= TASK TO COMPLETE =
Would you transcribe the whole listing exactly, minus its pictures?

= LISTED RECORDS =
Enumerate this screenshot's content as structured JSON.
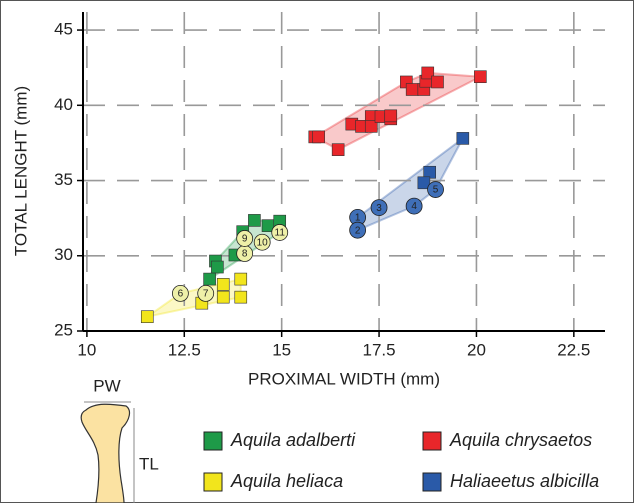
{
  "chart_data": {
    "type": "scatter",
    "x_label": "PROXIMAL WIDTH (mm)",
    "y_label": "TOTAL LENGHT (mm)",
    "xlim": [
      9.9,
      23.3
    ],
    "ylim": [
      25,
      46.2
    ],
    "xticks": [
      10,
      12.5,
      15,
      17.5,
      20,
      22.5
    ],
    "yticks": [
      25,
      30,
      35,
      40,
      45
    ],
    "grid": true,
    "series": [
      {
        "name": "Aquila adalberti",
        "color": "#1e9a48",
        "label_fill": "#eef0a8",
        "x": [
          14.3,
          14.0,
          14.65,
          14.95,
          13.3,
          13.35,
          13.8,
          13.15,
          14.05,
          14.05,
          14.5,
          14.95
        ],
        "y": [
          32.35,
          31.6,
          32.0,
          32.3,
          29.65,
          29.25,
          30.05,
          28.45,
          30.15,
          31.15,
          30.9,
          31.55
        ],
        "labels": [
          null,
          null,
          null,
          null,
          null,
          null,
          null,
          null,
          8,
          9,
          10,
          11
        ]
      },
      {
        "name": "Aquila chrysaetos",
        "color": "#e8262a",
        "x": [
          15.85,
          15.95,
          16.45,
          16.8,
          17.05,
          17.3,
          17.3,
          17.55,
          17.8,
          17.8,
          18.2,
          18.35,
          18.65,
          18.7,
          18.75,
          19.0,
          20.1
        ],
        "y": [
          37.9,
          37.9,
          37.05,
          38.75,
          38.6,
          39.25,
          38.6,
          39.25,
          39.1,
          39.3,
          41.55,
          41.05,
          41.05,
          41.6,
          42.15,
          41.55,
          41.9
        ],
        "labels": [
          null,
          null,
          null,
          null,
          null,
          null,
          null,
          null,
          null,
          null,
          null,
          null,
          null,
          null,
          null,
          null,
          null
        ]
      },
      {
        "name": "Aquila heliaca",
        "color": "#f2e51c",
        "label_fill": "#eef0a8",
        "x": [
          11.55,
          12.95,
          13.5,
          13.5,
          13.95,
          13.95,
          12.4,
          13.05
        ],
        "y": [
          25.95,
          26.85,
          27.25,
          28.1,
          27.25,
          28.45,
          27.5,
          27.5
        ],
        "labels": [
          null,
          null,
          null,
          null,
          null,
          null,
          6,
          7
        ]
      },
      {
        "name": "Haliaeetus albicilla",
        "color": "#2a5aa8",
        "label_fill": "#3f6fb8",
        "x": [
          19.65,
          18.8,
          18.65,
          16.95,
          16.95,
          17.5,
          18.4,
          18.95
        ],
        "y": [
          37.8,
          35.55,
          34.85,
          32.55,
          31.7,
          33.2,
          33.3,
          34.4
        ],
        "labels": [
          null,
          null,
          null,
          1,
          2,
          3,
          4,
          5
        ]
      }
    ],
    "diagram": {
      "width_label": "PW",
      "length_label": "TL"
    }
  }
}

= ANSWER TO THIS EXERCISE =
Enumerate this screenshot's content as structured JSON.
{
  "chart_data": {
    "type": "scatter",
    "x_label": "PROXIMAL WIDTH (mm)",
    "y_label": "TOTAL LENGHT (mm)",
    "xlim": [
      9.9,
      23.3
    ],
    "ylim": [
      25,
      46.2
    ],
    "xticks": [
      10,
      12.5,
      15,
      17.5,
      20,
      22.5
    ],
    "yticks": [
      25,
      30,
      35,
      40,
      45
    ],
    "grid": true,
    "series": [
      {
        "name": "Aquila adalberti",
        "color": "#1e9a48",
        "label_fill": "#eef0a8",
        "x": [
          14.3,
          14.0,
          14.65,
          14.95,
          13.3,
          13.35,
          13.8,
          13.15,
          14.05,
          14.05,
          14.5,
          14.95
        ],
        "y": [
          32.35,
          31.6,
          32.0,
          32.3,
          29.65,
          29.25,
          30.05,
          28.45,
          30.15,
          31.15,
          30.9,
          31.55
        ],
        "labels": [
          null,
          null,
          null,
          null,
          null,
          null,
          null,
          null,
          8,
          9,
          10,
          11
        ]
      },
      {
        "name": "Aquila chrysaetos",
        "color": "#e8262a",
        "x": [
          15.85,
          15.95,
          16.45,
          16.8,
          17.05,
          17.3,
          17.3,
          17.55,
          17.8,
          17.8,
          18.2,
          18.35,
          18.65,
          18.7,
          18.75,
          19.0,
          20.1
        ],
        "y": [
          37.9,
          37.9,
          37.05,
          38.75,
          38.6,
          39.25,
          38.6,
          39.25,
          39.1,
          39.3,
          41.55,
          41.05,
          41.05,
          41.6,
          42.15,
          41.55,
          41.9
        ],
        "labels": [
          null,
          null,
          null,
          null,
          null,
          null,
          null,
          null,
          null,
          null,
          null,
          null,
          null,
          null,
          null,
          null,
          null
        ]
      },
      {
        "name": "Aquila heliaca",
        "color": "#f2e51c",
        "label_fill": "#eef0a8",
        "x": [
          11.55,
          12.95,
          13.5,
          13.5,
          13.95,
          13.95,
          12.4,
          13.05
        ],
        "y": [
          25.95,
          26.85,
          27.25,
          28.1,
          27.25,
          28.45,
          27.5,
          27.5
        ],
        "labels": [
          null,
          null,
          null,
          null,
          null,
          null,
          6,
          7
        ]
      },
      {
        "name": "Haliaeetus albicilla",
        "color": "#2a5aa8",
        "label_fill": "#3f6fb8",
        "x": [
          19.65,
          18.8,
          18.65,
          16.95,
          16.95,
          17.5,
          18.4,
          18.95
        ],
        "y": [
          37.8,
          35.55,
          34.85,
          32.55,
          31.7,
          33.2,
          33.3,
          34.4
        ],
        "labels": [
          null,
          null,
          null,
          1,
          2,
          3,
          4,
          5
        ]
      }
    ],
    "diagram": {
      "width_label": "PW",
      "length_label": "TL"
    }
  }
}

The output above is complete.